Problem requirements
Return the lines below that carry the word "scholar".

__________

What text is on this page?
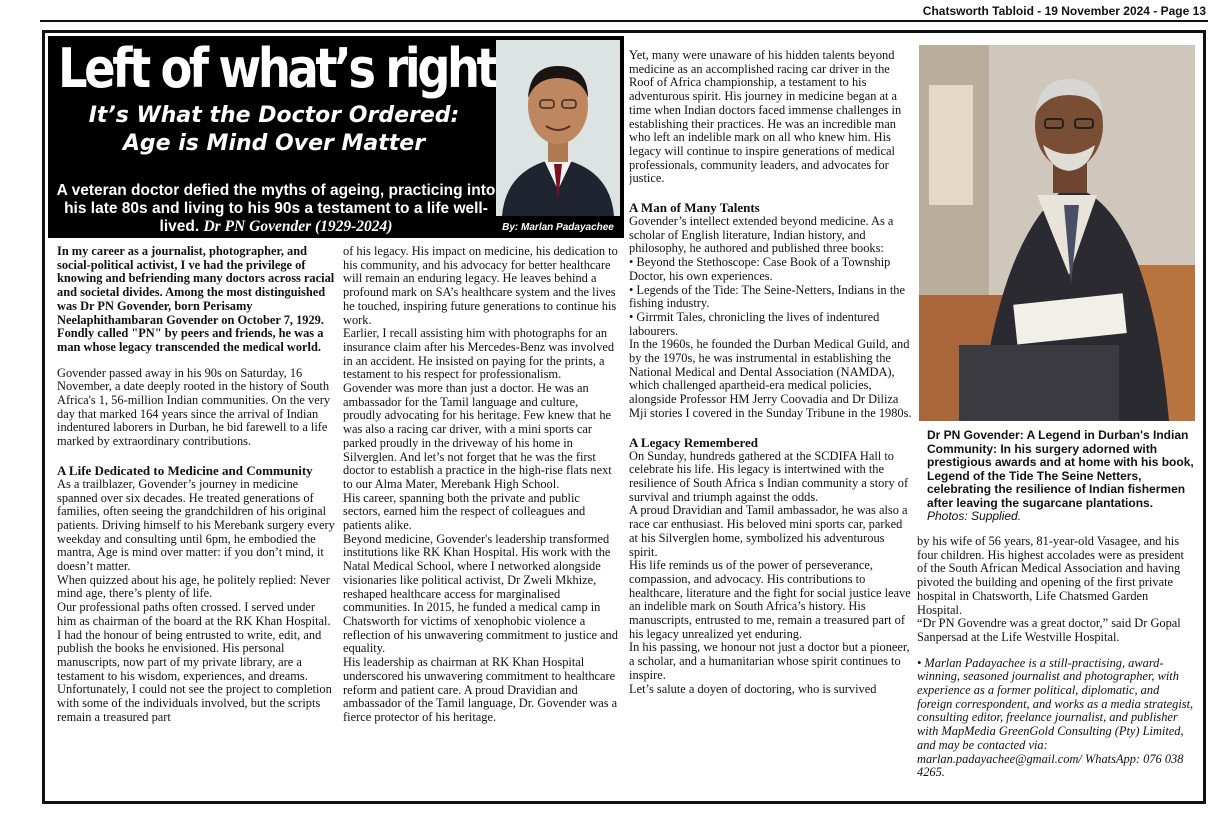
Chatsworth Tabloid - 19 November 2024 - Page 13
Left of what’s right
It’s What the Doctor Ordered:
Age is Mind Over Matter
A veteran doctor defied the myths of ageing, practicing into his late 80s and living to his 90s a testament to a life well-lived. Dr PN Govender (1929-2024)	By: Marlan Padayachee

In my career as a journalist, photographer, and social-political activist, I ve had the privilege of knowing and befriending many doctors across racial and societal divides. Among the most distinguished was Dr PN Govender, born Perisamy Neelaphithambaran Govender on October 7, 1929. Fondly called "PN" by peers and friends, he was a man whose legacy transcended the medical world.

Govender passed away in his 90s on Saturday, 16 November, a date deeply rooted in the history of South Africa's 1, 56-million Indian communities. On the very day that marked 164 years since the arrival of Indian indentured laborers in Durban, he bid farewell to a life marked by extraordinary contributions.

A Life Dedicated to Medicine and Community

As a trailblazer, Govender’s journey in medicine spanned over six decades. He treated generations of families, often seeing the grandchildren of his original patients. Driving himself to his Merebank surgery every weekday and consulting until 6pm, he embodied the mantra, Age is mind over matter: if you don’t mind, it doesn’t matter.

When quizzed about his age, he politely replied: Never mind age, there’s plenty of life.

Our professional paths often crossed. I served under him as chairman of the board at the RK Khan Hospital.

I had the honour of being entrusted to write, edit, and publish the books he envisioned. His personal manuscripts, now part of my private library, are a testament to his wisdom, experiences, and dreams. Unfortunately, I could not see the project to completion with some of the individuals involved, but the scripts remain a treasured part

of his legacy. His impact on medicine, his dedication to his community, and his advocacy for better healthcare will remain an enduring legacy. He leaves behind a profound mark on SA’s healthcare system and the lives he touched, inspiring future generations to continue his work.

Earlier, I recall assisting him with photographs for an insurance claim after his Mercedes-Benz was involved in an accident. He insisted on paying for the prints, a testament to his respect for professionalism.

Govender was more than just a doctor. He was an ambassador for the Tamil language and culture, proudly advocating for his heritage. Few knew that he was also a racing car driver, with a mini sports car parked proudly in the driveway of his home in Silverglen. And let’s not forget that he was the first doctor to establish a practice in the high-rise flats next to our Alma Mater, Merebank High School.

His career, spanning both the private and public sectors, earned him the respect of colleagues and patients alike.

Beyond medicine, Govender's leadership transformed institutions like RK Khan Hospital. His work with the Natal Medical School, where I networked alongside visionaries like political activist, Dr Zweli Mkhize, reshaped healthcare access for marginalised communities. In 2015, he funded a medical camp in Chatsworth for victims of xenophobic violence a reflection of his unwavering commitment to justice and equality.

His leadership as chairman at RK Khan Hospital underscored his unwavering commitment to healthcare reform and patient care. A proud Dravidian and ambassador of the Tamil language, Dr. Govender was a fierce protector of his heritage.

Yet, many were unaware of his hidden talents beyond medicine as an accomplished racing car driver in the Roof of Africa championship, a testament to his adventurous spirit. His journey in medicine began at a time when Indian doctors faced immense challenges in establishing their practices. He was an incredible man who left an indelible mark on all who knew him. His legacy will continue to inspire generations of medical professionals, community leaders, and advocates for justice.

A Man of Many Talents

Govender’s intellect extended beyond medicine. As a scholar of English literature, Indian history, and philosophy, he authored and published three books:

• Beyond the Stethoscope: Case Book of a Township Doctor, his own experiences.

• Legends of the Tide: The Seine-Netters, Indians in the fishing industry.

• Girrmit Tales, chronicling the lives of indentured labourers.

In the 1960s, he founded the Durban Medical Guild, and by the 1970s, he was instrumental in establishing the National Medical and Dental Association (NAMDA), which challenged apartheid-era medical policies, alongside Professor HM Jerry Coovadia and Dr Diliza Mji stories I covered in the Sunday Tribune in the 1980s.

A Legacy Remembered

On Sunday, hundreds gathered at the SCDIFA Hall to celebrate his life. His legacy is intertwined with the resilience of South Africa s Indian community a story of survival and triumph against the odds.

A proud Dravidian and Tamil ambassador, he was also a race car enthusiast. His beloved mini sports car, parked at his Silverglen home, symbolized his adventurous spirit.

His life reminds us of the power of perseverance, compassion, and advocacy. His contributions to healthcare, literature and the fight for social justice leave an indelible mark on South Africa’s history. His manuscripts, entrusted to me, remain a treasured part of his legacy unrealized yet enduring.

In his passing, we honour not just a doctor but a pioneer, a scholar, and a humanitarian whose spirit continues to inspire.

Let’s salute a doyen of doctoring, who is survived

Dr PN Govender: A Legend in Durban's Indian Community: In his surgery adorned with prestigious awards and at home with his book, Legend of the Tide The Seine Netters, celebrating the resilience of Indian fishermen after leaving the sugarcane plantations. Photos: Supplied.

by his wife of 56 years, 81-year-old Vasagee, and his four children. His highest accolades were as president of the South African Medical Association and having pivoted the building and opening of the first private hospital in Chatsworth, Life Chatsmed Garden Hospital.

“Dr PN Govendre was a great doctor,” said Dr Gopal Sanpersad at the Life Westville Hospital.

• Marlan Padayachee is a still-practising, award-winning, seasoned journalist and photographer, with experience as a former political, diplomatic, and foreign correspondent, and works as a media strategist, consulting editor, freelance journalist, and publisher with MapMedia GreenGold Consulting (Pty) Limited, and may be contacted via: marlan.padayachee@gmail.com/ WhatsApp: 076 038 4265.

__________

Output of the task
Govender’s intellect extended beyond medicine. As a scholar of English literature, Indian history, and philosophy, he authored and published three books:
In his passing, we honour not just a doctor but a pioneer, a scholar, and a humanitarian whose spirit continues to inspire.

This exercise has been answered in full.